(Collected data)
● ● ● ● ● ● ●

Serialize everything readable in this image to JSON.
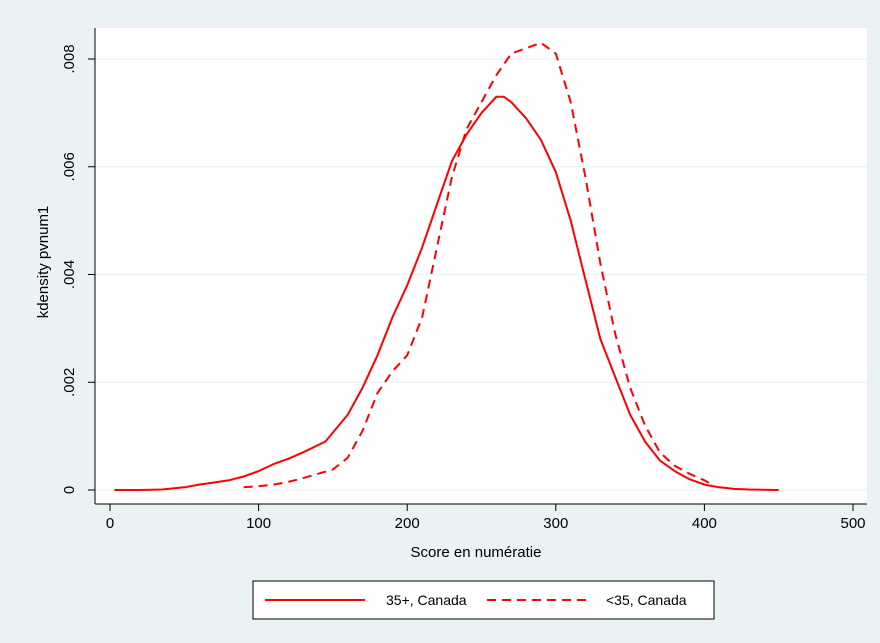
{
  "chart_data": {
    "type": "line",
    "xlabel": "Score en numératie",
    "ylabel": "kdensity pvnum1",
    "xlim": [
      0,
      500
    ],
    "ylim": [
      0,
      0.0085
    ],
    "x_ticks": [
      0,
      100,
      200,
      300,
      400,
      500
    ],
    "x_tick_labels": [
      "0",
      "100",
      "200",
      "300",
      "400",
      "500"
    ],
    "y_ticks": [
      0,
      0.002,
      0.004,
      0.006,
      0.008
    ],
    "y_tick_labels": [
      "0",
      ".002",
      ".004",
      ".006",
      ".008"
    ],
    "grid": "horizontal",
    "legend_placement": "bottom",
    "colors": {
      "line": "#ff0000",
      "plot_background": "#ffffff",
      "outer_background": "#eaf2f3",
      "grid": "#eaf2f3"
    },
    "series": [
      {
        "name": "35+, Canada",
        "style": "solid",
        "x": [
          3,
          20,
          35,
          50,
          60,
          70,
          80,
          90,
          100,
          110,
          120,
          130,
          145,
          160,
          170,
          180,
          190,
          200,
          210,
          220,
          230,
          240,
          250,
          260,
          265,
          270,
          280,
          290,
          300,
          310,
          320,
          330,
          340,
          350,
          360,
          370,
          380,
          390,
          400,
          410,
          420,
          430,
          450
        ],
        "y": [
          0,
          0,
          1e-05,
          5e-05,
          0.0001,
          0.00014,
          0.00018,
          0.00025,
          0.00035,
          0.00048,
          0.00058,
          0.0007,
          0.0009,
          0.0014,
          0.0019,
          0.0025,
          0.0032,
          0.0038,
          0.0045,
          0.0053,
          0.0061,
          0.0066,
          0.007,
          0.0073,
          0.0073,
          0.0072,
          0.0069,
          0.0065,
          0.0059,
          0.005,
          0.0039,
          0.0028,
          0.0021,
          0.0014,
          0.0009,
          0.00055,
          0.00035,
          0.0002,
          0.0001,
          5e-05,
          2e-05,
          1e-05,
          0
        ]
      },
      {
        "name": "<35, Canada",
        "style": "dashed",
        "x": [
          90,
          100,
          110,
          120,
          130,
          140,
          150,
          160,
          170,
          180,
          190,
          200,
          210,
          220,
          230,
          240,
          250,
          260,
          270,
          280,
          290,
          300,
          310,
          320,
          330,
          340,
          350,
          360,
          370,
          380,
          390,
          400,
          405
        ],
        "y": [
          5e-05,
          7e-05,
          0.0001,
          0.00015,
          0.00022,
          0.0003,
          0.00038,
          0.0006,
          0.0011,
          0.0018,
          0.0022,
          0.0025,
          0.0032,
          0.0045,
          0.0058,
          0.0067,
          0.0072,
          0.0077,
          0.0081,
          0.0082,
          0.0083,
          0.0081,
          0.0072,
          0.0058,
          0.0042,
          0.0029,
          0.0019,
          0.0012,
          0.0007,
          0.00045,
          0.0003,
          0.00018,
          0.0001
        ]
      }
    ]
  }
}
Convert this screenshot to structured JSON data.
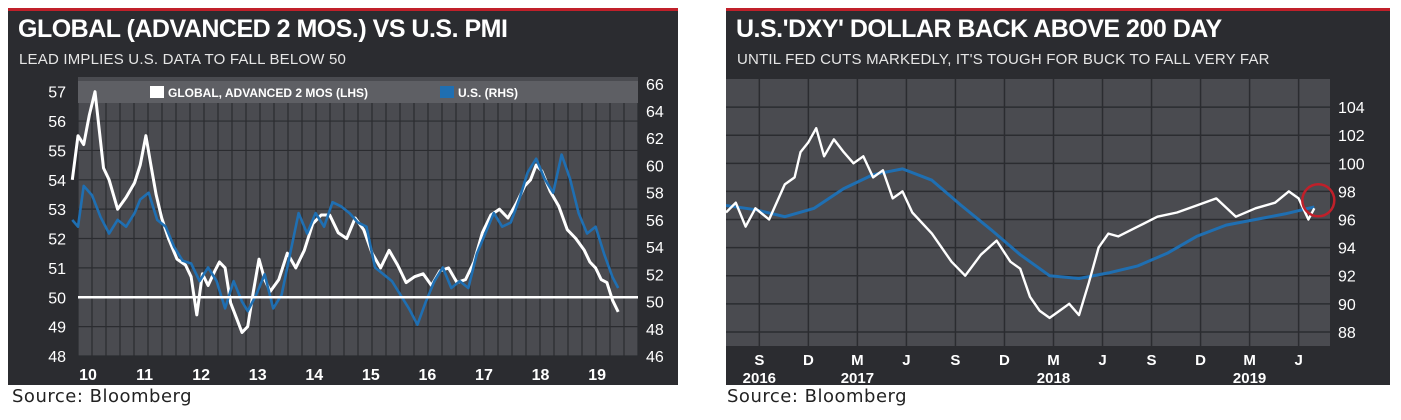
{
  "left": {
    "title": "GLOBAL (ADVANCED 2 MOS.) VS U.S. PMI",
    "subtitle": "LEAD IMPLIES U.S. DATA TO FALL BELOW 50",
    "source": "Source: Bloomberg"
  },
  "right": {
    "title": "U.S.'DXY' DOLLAR BACK ABOVE 200 DAY",
    "subtitle": "UNTIL FED CUTS MARKEDLY, IT'S TOUGH FOR BUCK TO FALL VERY FAR",
    "source": "Source: Bloomberg"
  },
  "colors": {
    "panel": "#2b2c30",
    "plot": "#4a4b50",
    "grid": "#2b2c30",
    "white_line": "#ffffff",
    "blue_line": "#1f6fb2",
    "accent": "#c0202a"
  },
  "chart_data": [
    {
      "type": "line",
      "title": "GLOBAL (ADVANCED 2 MOS.) VS U.S. PMI",
      "legend": {
        "position": "top",
        "entries": [
          "GLOBAL, ADVANCED 2 MOS (LHS)",
          "U.S. (RHS)"
        ]
      },
      "x_ticks": [
        "10",
        "11",
        "12",
        "13",
        "14",
        "15",
        "16",
        "17",
        "18",
        "19"
      ],
      "xlim": [
        2010,
        2019.9
      ],
      "ylim_left": [
        48,
        57.5
      ],
      "ylim_right": [
        46,
        66.5
      ],
      "left_ticks": [
        "57",
        "56",
        "55",
        "54",
        "53",
        "52",
        "51",
        "50",
        "49",
        "48"
      ],
      "right_ticks": [
        "66",
        "64",
        "62",
        "60",
        "58",
        "56",
        "54",
        "52",
        "50",
        "48",
        "46"
      ],
      "reference_line": 50,
      "grid": true,
      "series": [
        {
          "name": "GLOBAL, ADVANCED 2 MOS (LHS)",
          "axis": "left",
          "color": "#ffffff",
          "x": [
            2009.9,
            2010.0,
            2010.1,
            2010.2,
            2010.3,
            2010.45,
            2010.55,
            2010.7,
            2010.85,
            2011.0,
            2011.1,
            2011.2,
            2011.28,
            2011.38,
            2011.48,
            2011.6,
            2011.75,
            2011.9,
            2012.0,
            2012.1,
            2012.2,
            2012.3,
            2012.42,
            2012.5,
            2012.6,
            2012.7,
            2012.8,
            2012.9,
            2013.0,
            2013.1,
            2013.2,
            2013.3,
            2013.4,
            2013.55,
            2013.7,
            2013.85,
            2014.0,
            2014.15,
            2014.3,
            2014.45,
            2014.6,
            2014.75,
            2014.9,
            2015.05,
            2015.2,
            2015.35,
            2015.5,
            2015.65,
            2015.8,
            2015.95,
            2016.1,
            2016.25,
            2016.4,
            2016.55,
            2016.7,
            2016.85,
            2017.0,
            2017.15,
            2017.3,
            2017.45,
            2017.6,
            2017.75,
            2017.9,
            2018.0,
            2018.1,
            2018.2,
            2018.35,
            2018.5,
            2018.65,
            2018.8,
            2018.95,
            2019.05,
            2019.15,
            2019.25,
            2019.35,
            2019.45,
            2019.55
          ],
          "values": [
            54.0,
            55.5,
            55.2,
            56.2,
            57.0,
            54.4,
            54.0,
            53.0,
            53.4,
            53.9,
            54.5,
            55.5,
            54.6,
            53.5,
            52.7,
            52.0,
            51.3,
            51.1,
            50.7,
            49.4,
            50.8,
            50.4,
            50.9,
            51.2,
            51.0,
            49.8,
            49.3,
            48.8,
            49.0,
            50.2,
            51.3,
            50.6,
            50.2,
            50.6,
            51.5,
            51.0,
            51.6,
            52.5,
            52.8,
            52.8,
            52.2,
            52.0,
            52.7,
            52.3,
            51.5,
            51.0,
            51.6,
            51.1,
            50.5,
            50.7,
            50.8,
            50.4,
            50.9,
            51.0,
            50.5,
            50.6,
            51.2,
            52.2,
            52.8,
            53.0,
            52.7,
            53.2,
            53.8,
            54.0,
            54.5,
            54.3,
            53.6,
            53.1,
            52.3,
            52.0,
            51.6,
            51.2,
            51.0,
            50.6,
            50.5,
            49.9,
            49.5
          ]
        },
        {
          "name": "U.S. (RHS)",
          "axis": "right",
          "color": "#1f6fb2",
          "x": [
            2009.9,
            2010.0,
            2010.1,
            2010.25,
            2010.4,
            2010.55,
            2010.7,
            2010.85,
            2011.0,
            2011.1,
            2011.25,
            2011.4,
            2011.55,
            2011.7,
            2011.85,
            2012.0,
            2012.15,
            2012.3,
            2012.45,
            2012.6,
            2012.75,
            2012.9,
            2013.0,
            2013.15,
            2013.3,
            2013.45,
            2013.6,
            2013.75,
            2013.9,
            2014.05,
            2014.2,
            2014.35,
            2014.5,
            2014.65,
            2014.8,
            2014.95,
            2015.1,
            2015.25,
            2015.4,
            2015.55,
            2015.7,
            2015.85,
            2016.0,
            2016.15,
            2016.3,
            2016.45,
            2016.6,
            2016.75,
            2016.9,
            2017.05,
            2017.2,
            2017.35,
            2017.5,
            2017.65,
            2017.8,
            2017.95,
            2018.1,
            2018.25,
            2018.4,
            2018.55,
            2018.7,
            2018.85,
            2019.0,
            2019.15,
            2019.3,
            2019.45,
            2019.55
          ],
          "values": [
            56.0,
            55.5,
            58.5,
            57.8,
            56.2,
            55.0,
            56.0,
            55.5,
            56.5,
            57.5,
            58.0,
            56.0,
            55.5,
            54.0,
            53.0,
            52.8,
            51.5,
            52.5,
            51.5,
            49.5,
            51.5,
            50.0,
            49.3,
            50.5,
            52.0,
            49.5,
            50.5,
            53.5,
            56.5,
            55.0,
            56.5,
            55.5,
            57.3,
            57.0,
            56.5,
            55.8,
            55.5,
            52.5,
            52.0,
            51.5,
            50.5,
            49.5,
            48.3,
            50.0,
            51.5,
            52.5,
            51.0,
            51.5,
            51.0,
            53.5,
            55.0,
            56.5,
            55.5,
            55.8,
            57.5,
            59.5,
            60.5,
            59.0,
            58.0,
            60.8,
            59.0,
            56.5,
            55.0,
            55.5,
            53.5,
            51.8,
            51.0
          ]
        }
      ]
    },
    {
      "type": "line",
      "title": "U.S.'DXY' DOLLAR BACK ABOVE 200 DAY",
      "x_ticks_month": [
        "S",
        "D",
        "M",
        "J",
        "S",
        "D",
        "M",
        "J",
        "S",
        "D",
        "M",
        "J"
      ],
      "x_ticks_year": [
        "2016",
        "2017",
        "2018",
        "2019"
      ],
      "xlim": [
        2016.5,
        2019.58
      ],
      "ylim": [
        87,
        106
      ],
      "right_ticks": [
        "104",
        "102",
        "100",
        "98",
        "96",
        "94",
        "92",
        "90",
        "88"
      ],
      "grid": true,
      "annotation": "circle at latest value",
      "series": [
        {
          "name": "DXY",
          "color": "#ffffff",
          "x": [
            2016.5,
            2016.55,
            2016.6,
            2016.65,
            2016.72,
            2016.8,
            2016.85,
            2016.88,
            2016.92,
            2016.96,
            2017.0,
            2017.05,
            2017.1,
            2017.15,
            2017.2,
            2017.25,
            2017.3,
            2017.35,
            2017.4,
            2017.45,
            2017.55,
            2017.65,
            2017.72,
            2017.8,
            2017.88,
            2017.95,
            2018.0,
            2018.05,
            2018.1,
            2018.15,
            2018.2,
            2018.25,
            2018.3,
            2018.35,
            2018.4,
            2018.45,
            2018.5,
            2018.6,
            2018.7,
            2018.8,
            2018.9,
            2019.0,
            2019.1,
            2019.2,
            2019.3,
            2019.37,
            2019.42,
            2019.47,
            2019.5
          ],
          "values": [
            96.5,
            97.2,
            95.5,
            96.8,
            96.0,
            98.5,
            99.0,
            100.8,
            101.5,
            102.5,
            100.5,
            101.7,
            100.8,
            100.0,
            100.5,
            99.0,
            99.5,
            97.5,
            98.0,
            96.5,
            95.0,
            93.0,
            92.0,
            93.5,
            94.5,
            93.0,
            92.5,
            90.5,
            89.5,
            89.0,
            89.5,
            90.0,
            89.2,
            91.5,
            94.0,
            95.0,
            94.8,
            95.5,
            96.2,
            96.5,
            97.0,
            97.5,
            96.2,
            96.8,
            97.2,
            98.0,
            97.5,
            96.0,
            96.8
          ]
        },
        {
          "name": "200-day moving average",
          "color": "#1f6fb2",
          "x": [
            2016.5,
            2016.65,
            2016.8,
            2016.95,
            2017.1,
            2017.25,
            2017.4,
            2017.55,
            2017.7,
            2017.85,
            2018.0,
            2018.15,
            2018.3,
            2018.45,
            2018.6,
            2018.75,
            2018.9,
            2019.05,
            2019.2,
            2019.35,
            2019.5
          ],
          "values": [
            97.0,
            96.7,
            96.2,
            96.8,
            98.2,
            99.2,
            99.6,
            98.8,
            97.0,
            95.3,
            93.5,
            92.0,
            91.8,
            92.2,
            92.7,
            93.6,
            94.8,
            95.6,
            96.0,
            96.4,
            96.9
          ]
        }
      ]
    }
  ]
}
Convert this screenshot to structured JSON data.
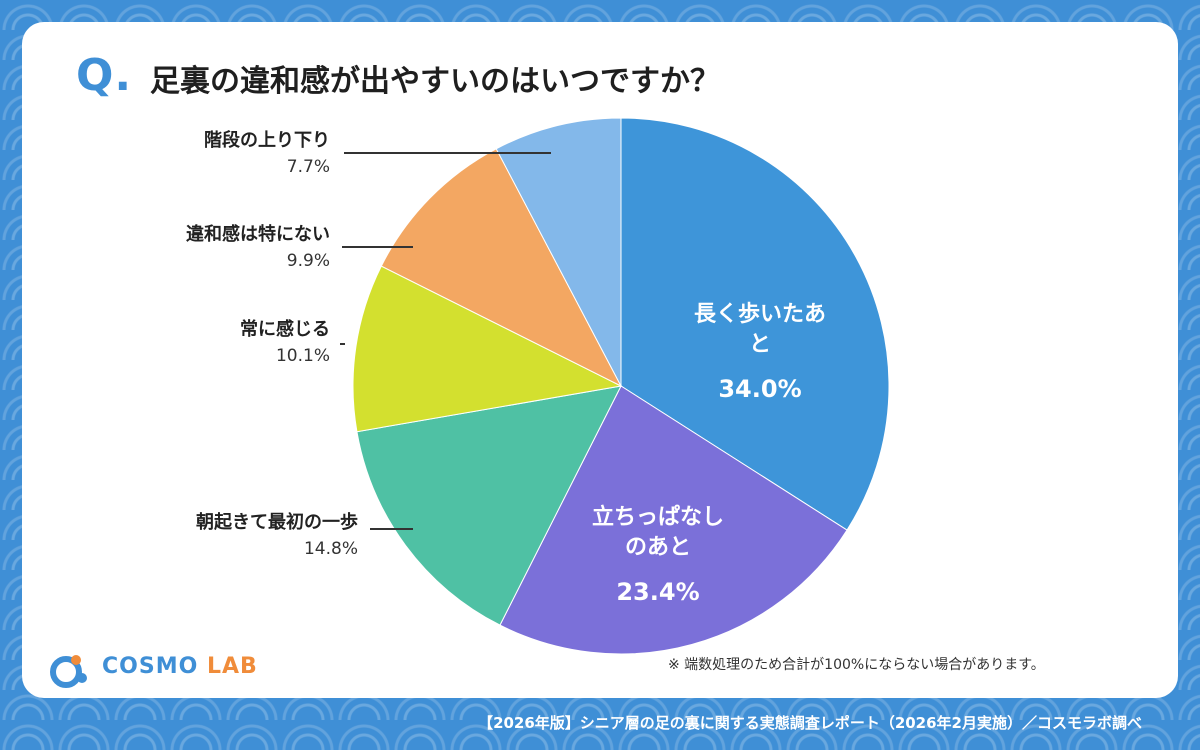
{
  "question": {
    "mark": "Q.",
    "title": "足裏の違和感が出やすいのはいつですか？"
  },
  "chart_data": {
    "type": "pie",
    "slices": [
      {
        "label": "長く歩いたあと",
        "value": 34.0,
        "display": "34.0%",
        "color": "#3e95d9"
      },
      {
        "label": "立ちっぱなしのあと",
        "value": 23.4,
        "display": "23.4%",
        "color": "#7b70d9"
      },
      {
        "label": "朝起きて最初の一歩",
        "value": 14.8,
        "display": "14.8%",
        "color": "#4fc1a4"
      },
      {
        "label": "常に感じる",
        "value": 10.1,
        "display": "10.1%",
        "color": "#d3e02f"
      },
      {
        "label": "違和感は特にない",
        "value": 9.9,
        "display": "9.9%",
        "color": "#f3a762"
      },
      {
        "label": "階段の上り下り",
        "value": 7.7,
        "display": "7.7%",
        "color": "#83b8ea"
      }
    ]
  },
  "note": "※ 端数処理のため合計が100%にならない場合があります。",
  "logo": {
    "main": "COSMO",
    "sub": "LAB"
  },
  "footer": "【2026年版】シニア層の足の裏に関する実態調査レポート（2026年2月実施）／コスモラボ調べ"
}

● ● ● ● ● ● ●

Compute the number of lines above that contain the string "DOLLAR". Reply with that value only.

(EXPECTED ANSWER) 2